» PROBLEM TO WORK ON:
Extract the text of every entry below exactly; leave images out.

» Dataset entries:

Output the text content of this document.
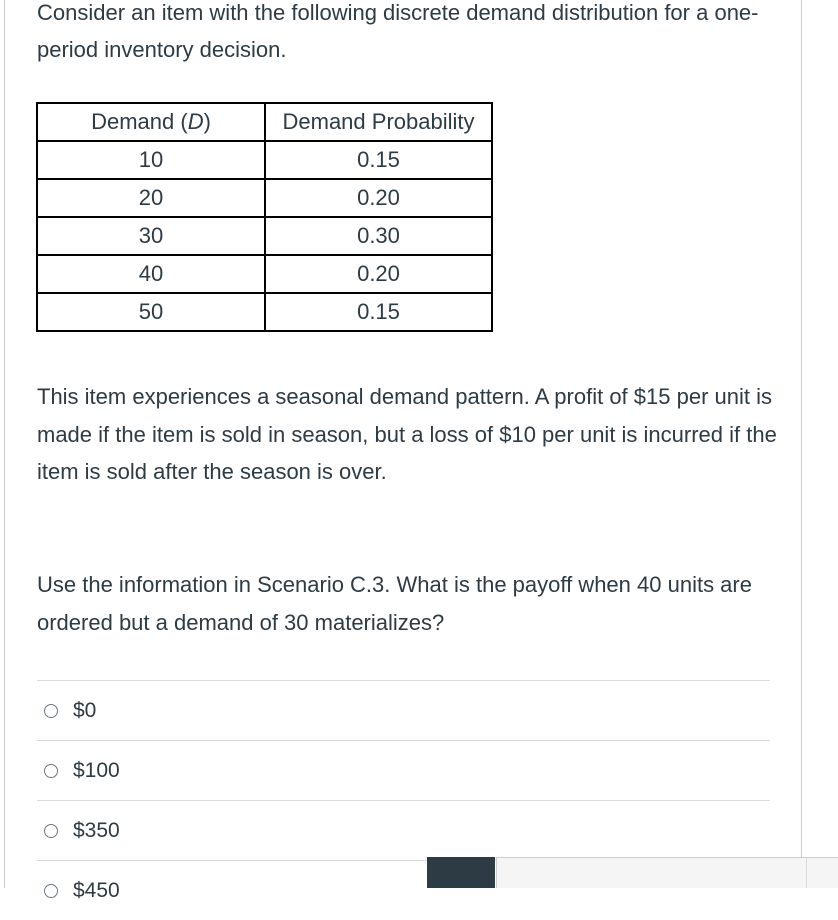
Consider an item with the following discrete demand distribution for a one-period inventory decision.
Demand (D)	Demand Probability
10	0.15
20	0.20
30	0.30
40	0.20
50	0.15
This item experiences a seasonal demand pattern. A profit of $15 per unit is made if the item is sold in season, but a loss of $10 per unit is incurred if the item is sold after the season is over.
Use the information in Scenario C.3. What is the payoff when 40 units are ordered but a demand of 30 materializes?
$0
$100
$350
$450
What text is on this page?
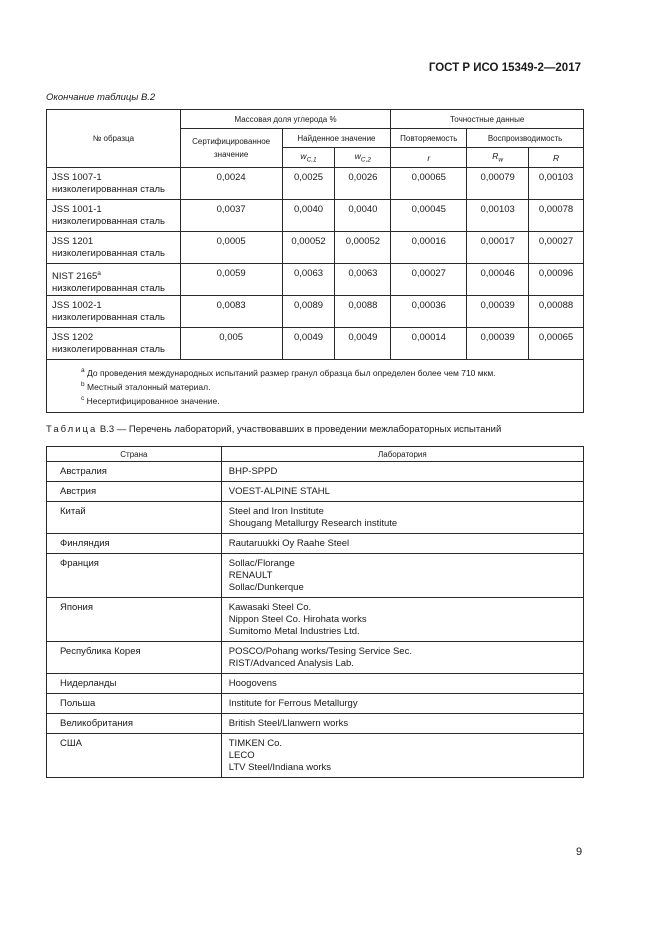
ГОСТ Р ИСО 15349-2—2017
Окончание таблицы В.2
№ образца	Массовая доля углерода %			Точностные данные		
	Сертифицированное значение	Найденное значение		Повторяемость	Воспроизводимость	
		$w_{C,1}$	$w_{C,2}$	r	$R_w$	R
JSS 1007-1
низколегированная сталь	0,0024	0,0025	0,0026	0,00065	0,00079	0,00103
JSS 1001-1
низколегированная сталь	0,0037	0,0040	0,0040	0,00045	0,00103	0,00078
JSS 1201
низколегированная сталь	0,0005	0,00052	0,00052	0,00016	0,00017	0,00027
NIST 2165$^a$
низколегированная сталь	0,0059	0,0063	0,0063	0,00027	0,00046	0,00096
JSS 1002-1
низколегированная сталь	0,0083	0,0089	0,0088	0,00036	0,00039	0,00088
JSS 1202
низколегированная сталь	0,005	0,0049	0,0049	0,00014	0,00039	0,00065

$^a$ До проведения международных испытаний размер гранул образца был определен более чем 710 мкм.
$^b$ Местный эталонный материал.
$^c$ Несертифицированное значение.						
Таблица В.3 — Перечень лабораторий, участвовавших в проведении межлабораторных испытаний
Страна	Лаборатория
Австралия	BHP-SPPD

Австрия	VOEST-ALPINE STAHL

Китай	Steel and Iron Institute
Shougang Metallurgy Research institute

Финляндия	Rautaruukki Oy Raahe Steel

Франция	Sollac/Florange
RENAULT
Sollac/Dunkerque

Япония	Kawasaki Steel Co.
Nippon Steel Co. Hirohata works
Sumitomo Metal Industries Ltd.

Республика Корея	POSCO/Pohang works/Tesing Service Sec.
RIST/Advanced Analysis Lab.

Нидерланды	Hoogovens

Польша	Institute for Ferrous Metallurgy

Великобритания	British Steel/Llanwern works

США	TIMKEN Co.
LECO
LTV Steel/Indiana works
9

» RESPONSE TO THE TASK:
Output the text content of this document.
Consider an item with the following discrete demand distribution for a one-period inventory decision.
Demand (D)	Demand Probability
10	0.15
20	0.20
30	0.30
40	0.20
50	0.15
This item experiences a seasonal demand pattern. A profit of $15 per unit is made if the item is sold in season, but a loss of $10 per unit is incurred if the item is sold after the season is over.
Use the information in Scenario C.3. What is the payoff when 40 units are ordered but a demand of 30 materializes?
$0
$100
$350
$450
What text is on this page?
ГОСТ Р ИСО 15349-2—2017
Окончание таблицы В.2
№ образца	Массовая доля углерода %			Точностные данные		
	Сертифицированное значение	Найденное значение		Повторяемость	Воспроизводимость	
		$w_{C,1}$	$w_{C,2}$	r	$R_w$	R
JSS 1007-1
низколегированная сталь	0,0024	0,0025	0,0026	0,00065	0,00079	0,00103
JSS 1001-1
низколегированная сталь	0,0037	0,0040	0,0040	0,00045	0,00103	0,00078
JSS 1201
низколегированная сталь	0,0005	0,00052	0,00052	0,00016	0,00017	0,00027
NIST 2165$^a$
низколегированная сталь	0,0059	0,0063	0,0063	0,00027	0,00046	0,00096
JSS 1002-1
низколегированная сталь	0,0083	0,0089	0,0088	0,00036	0,00039	0,00088
JSS 1202
низколегированная сталь	0,005	0,0049	0,0049	0,00014	0,00039	0,00065

$^a$ До проведения международных испытаний размер гранул образца был определен более чем 710 мкм.
$^b$ Местный эталонный материал.
$^c$ Несертифицированное значение.						
Таблица В.3 — Перечень лабораторий, участвовавших в проведении межлабораторных испытаний
Страна	Лаборатория
Австралия	BHP-SPPD

Австрия	VOEST-ALPINE STAHL

Китай	Steel and Iron Institute
Shougang Metallurgy Research institute

Финляндия	Rautaruukki Oy Raahe Steel

Франция	Sollac/Florange
RENAULT
Sollac/Dunkerque

Япония	Kawasaki Steel Co.
Nippon Steel Co. Hirohata works
Sumitomo Metal Industries Ltd.

Республика Корея	POSCO/Pohang works/Tesing Service Sec.
RIST/Advanced Analysis Lab.

Нидерланды	Hoogovens

Польша	Institute for Ferrous Metallurgy

Великобритания	British Steel/Llanwern works

США	TIMKEN Co.
LECO
LTV Steel/Indiana works
9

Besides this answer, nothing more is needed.